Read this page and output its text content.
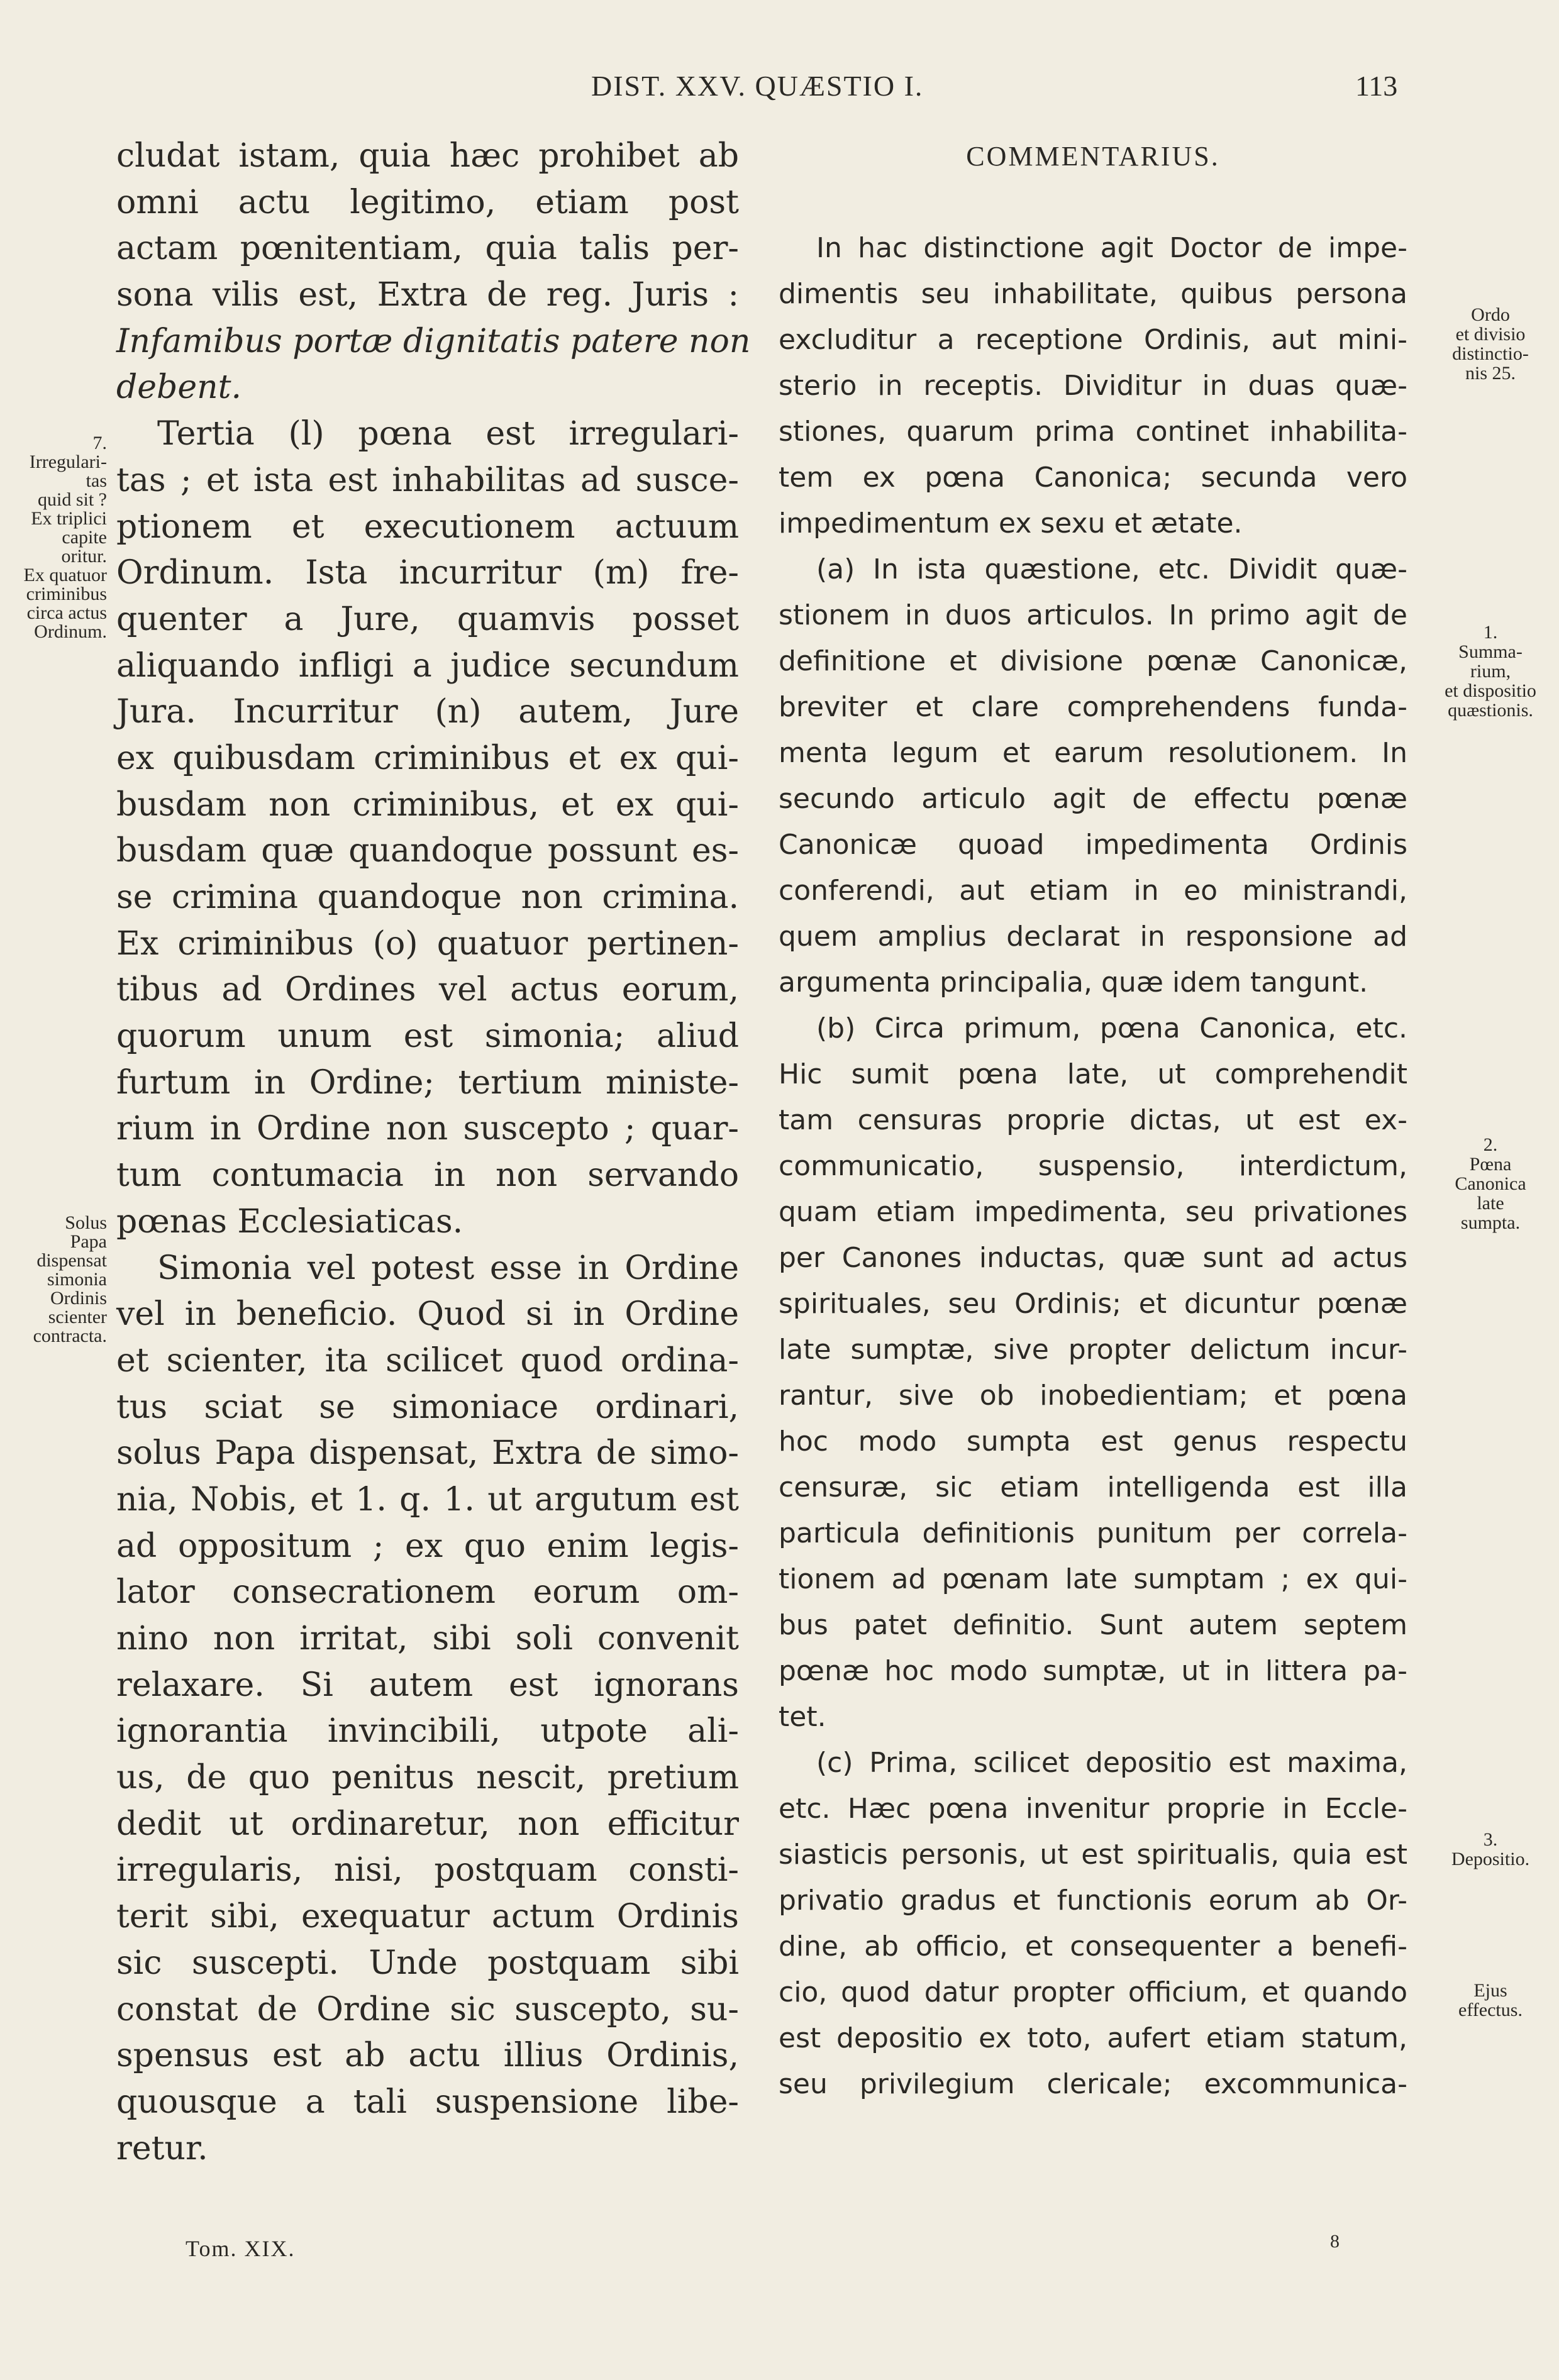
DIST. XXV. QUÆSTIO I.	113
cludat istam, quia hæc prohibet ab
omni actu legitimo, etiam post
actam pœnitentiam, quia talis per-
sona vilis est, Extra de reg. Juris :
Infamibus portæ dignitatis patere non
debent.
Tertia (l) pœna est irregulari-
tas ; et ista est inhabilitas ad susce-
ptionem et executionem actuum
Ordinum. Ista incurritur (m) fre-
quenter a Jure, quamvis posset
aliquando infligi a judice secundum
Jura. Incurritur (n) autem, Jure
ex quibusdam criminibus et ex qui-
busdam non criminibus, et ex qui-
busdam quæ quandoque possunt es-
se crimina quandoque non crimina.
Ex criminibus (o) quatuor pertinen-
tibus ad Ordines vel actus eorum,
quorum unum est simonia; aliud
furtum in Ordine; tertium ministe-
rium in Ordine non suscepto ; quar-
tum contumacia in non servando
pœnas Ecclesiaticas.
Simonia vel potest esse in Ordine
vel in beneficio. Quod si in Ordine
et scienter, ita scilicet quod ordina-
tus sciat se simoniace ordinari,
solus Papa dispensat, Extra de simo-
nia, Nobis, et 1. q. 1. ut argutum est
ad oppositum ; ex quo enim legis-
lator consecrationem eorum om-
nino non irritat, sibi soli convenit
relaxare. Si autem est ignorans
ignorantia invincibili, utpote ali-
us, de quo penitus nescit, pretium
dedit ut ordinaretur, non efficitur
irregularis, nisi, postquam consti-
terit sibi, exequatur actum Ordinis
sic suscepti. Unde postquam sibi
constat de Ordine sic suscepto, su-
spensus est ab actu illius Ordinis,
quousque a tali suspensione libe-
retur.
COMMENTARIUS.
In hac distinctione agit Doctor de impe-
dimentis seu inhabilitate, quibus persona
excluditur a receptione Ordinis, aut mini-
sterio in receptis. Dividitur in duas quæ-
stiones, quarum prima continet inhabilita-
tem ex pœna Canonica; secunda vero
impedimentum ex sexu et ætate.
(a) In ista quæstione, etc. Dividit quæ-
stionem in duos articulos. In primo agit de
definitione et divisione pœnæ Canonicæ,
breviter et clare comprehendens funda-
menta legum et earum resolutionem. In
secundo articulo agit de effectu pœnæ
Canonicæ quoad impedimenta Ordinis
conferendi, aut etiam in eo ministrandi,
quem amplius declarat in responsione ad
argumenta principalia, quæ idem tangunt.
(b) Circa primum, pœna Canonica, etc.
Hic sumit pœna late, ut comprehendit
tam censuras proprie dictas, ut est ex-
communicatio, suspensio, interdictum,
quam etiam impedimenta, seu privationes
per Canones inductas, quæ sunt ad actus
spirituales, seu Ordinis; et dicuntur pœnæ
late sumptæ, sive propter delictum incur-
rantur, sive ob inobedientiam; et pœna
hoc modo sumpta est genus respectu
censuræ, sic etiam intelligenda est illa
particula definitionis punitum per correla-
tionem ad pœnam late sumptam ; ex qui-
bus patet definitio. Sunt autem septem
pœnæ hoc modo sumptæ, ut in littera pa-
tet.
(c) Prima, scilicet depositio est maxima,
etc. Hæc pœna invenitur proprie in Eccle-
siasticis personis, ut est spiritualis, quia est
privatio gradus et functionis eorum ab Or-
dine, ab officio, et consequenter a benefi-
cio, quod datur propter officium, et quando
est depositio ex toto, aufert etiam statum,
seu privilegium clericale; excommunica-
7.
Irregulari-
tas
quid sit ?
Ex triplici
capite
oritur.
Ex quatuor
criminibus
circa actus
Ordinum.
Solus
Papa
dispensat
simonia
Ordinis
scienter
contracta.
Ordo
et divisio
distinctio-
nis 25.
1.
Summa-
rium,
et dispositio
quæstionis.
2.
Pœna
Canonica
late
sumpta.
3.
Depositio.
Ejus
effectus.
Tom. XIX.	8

· · · ·

Omit the pictures. Transcribe every record exactly.

Read this page and output its text content.
DIST. XXV. QUÆSTIO I.	113
cludat istam, quia hæc prohibet ab
omni actu legitimo, etiam post
actam pœnitentiam, quia talis per-
sona vilis est, Extra de reg. Juris :
Infamibus portæ dignitatis patere non
debent.
Tertia (l) pœna est irregulari-
tas ; et ista est inhabilitas ad susce-
ptionem et executionem actuum
Ordinum. Ista incurritur (m) fre-
quenter a Jure, quamvis posset
aliquando infligi a judice secundum
Jura. Incurritur (n) autem, Jure
ex quibusdam criminibus et ex qui-
busdam non criminibus, et ex qui-
busdam quæ quandoque possunt es-
se crimina quandoque non crimina.
Ex criminibus (o) quatuor pertinen-
tibus ad Ordines vel actus eorum,
quorum unum est simonia; aliud
furtum in Ordine; tertium ministe-
rium in Ordine non suscepto ; quar-
tum contumacia in non servando
pœnas Ecclesiaticas.
Simonia vel potest esse in Ordine
vel in beneficio. Quod si in Ordine
et scienter, ita scilicet quod ordina-
tus sciat se simoniace ordinari,
solus Papa dispensat, Extra de simo-
nia, Nobis, et 1. q. 1. ut argutum est
ad oppositum ; ex quo enim legis-
lator consecrationem eorum om-
nino non irritat, sibi soli convenit
relaxare. Si autem est ignorans
ignorantia invincibili, utpote ali-
us, de quo penitus nescit, pretium
dedit ut ordinaretur, non efficitur
irregularis, nisi, postquam consti-
terit sibi, exequatur actum Ordinis
sic suscepti. Unde postquam sibi
constat de Ordine sic suscepto, su-
spensus est ab actu illius Ordinis,
quousque a tali suspensione libe-
retur.
COMMENTARIUS.
In hac distinctione agit Doctor de impe-
dimentis seu inhabilitate, quibus persona
excluditur a receptione Ordinis, aut mini-
sterio in receptis. Dividitur in duas quæ-
stiones, quarum prima continet inhabilita-
tem ex pœna Canonica; secunda vero
impedimentum ex sexu et ætate.
(a) In ista quæstione, etc. Dividit quæ-
stionem in duos articulos. In primo agit de
definitione et divisione pœnæ Canonicæ,
breviter et clare comprehendens funda-
menta legum et earum resolutionem. In
secundo articulo agit de effectu pœnæ
Canonicæ quoad impedimenta Ordinis
conferendi, aut etiam in eo ministrandi,
quem amplius declarat in responsione ad
argumenta principalia, quæ idem tangunt.
(b) Circa primum, pœna Canonica, etc.
Hic sumit pœna late, ut comprehendit
tam censuras proprie dictas, ut est ex-
communicatio, suspensio, interdictum,
quam etiam impedimenta, seu privationes
per Canones inductas, quæ sunt ad actus
spirituales, seu Ordinis; et dicuntur pœnæ
late sumptæ, sive propter delictum incur-
rantur, sive ob inobedientiam; et pœna
hoc modo sumpta est genus respectu
censuræ, sic etiam intelligenda est illa
particula definitionis punitum per correla-
tionem ad pœnam late sumptam ; ex qui-
bus patet definitio. Sunt autem septem
pœnæ hoc modo sumptæ, ut in littera pa-
tet.
(c) Prima, scilicet depositio est maxima,
etc. Hæc pœna invenitur proprie in Eccle-
siasticis personis, ut est spiritualis, quia est
privatio gradus et functionis eorum ab Or-
dine, ab officio, et consequenter a benefi-
cio, quod datur propter officium, et quando
est depositio ex toto, aufert etiam statum,
seu privilegium clericale; excommunica-
7.
Irregulari-
tas
quid sit ?
Ex triplici
capite
oritur.
Ex quatuor
criminibus
circa actus
Ordinum.
Solus
Papa
dispensat
simonia
Ordinis
scienter
contracta.
Ordo
et divisio
distinctio-
nis 25.
1.
Summa-
rium,
et dispositio
quæstionis.
2.
Pœna
Canonica
late
sumpta.
3.
Depositio.
Ejus
effectus.
Tom. XIX.	8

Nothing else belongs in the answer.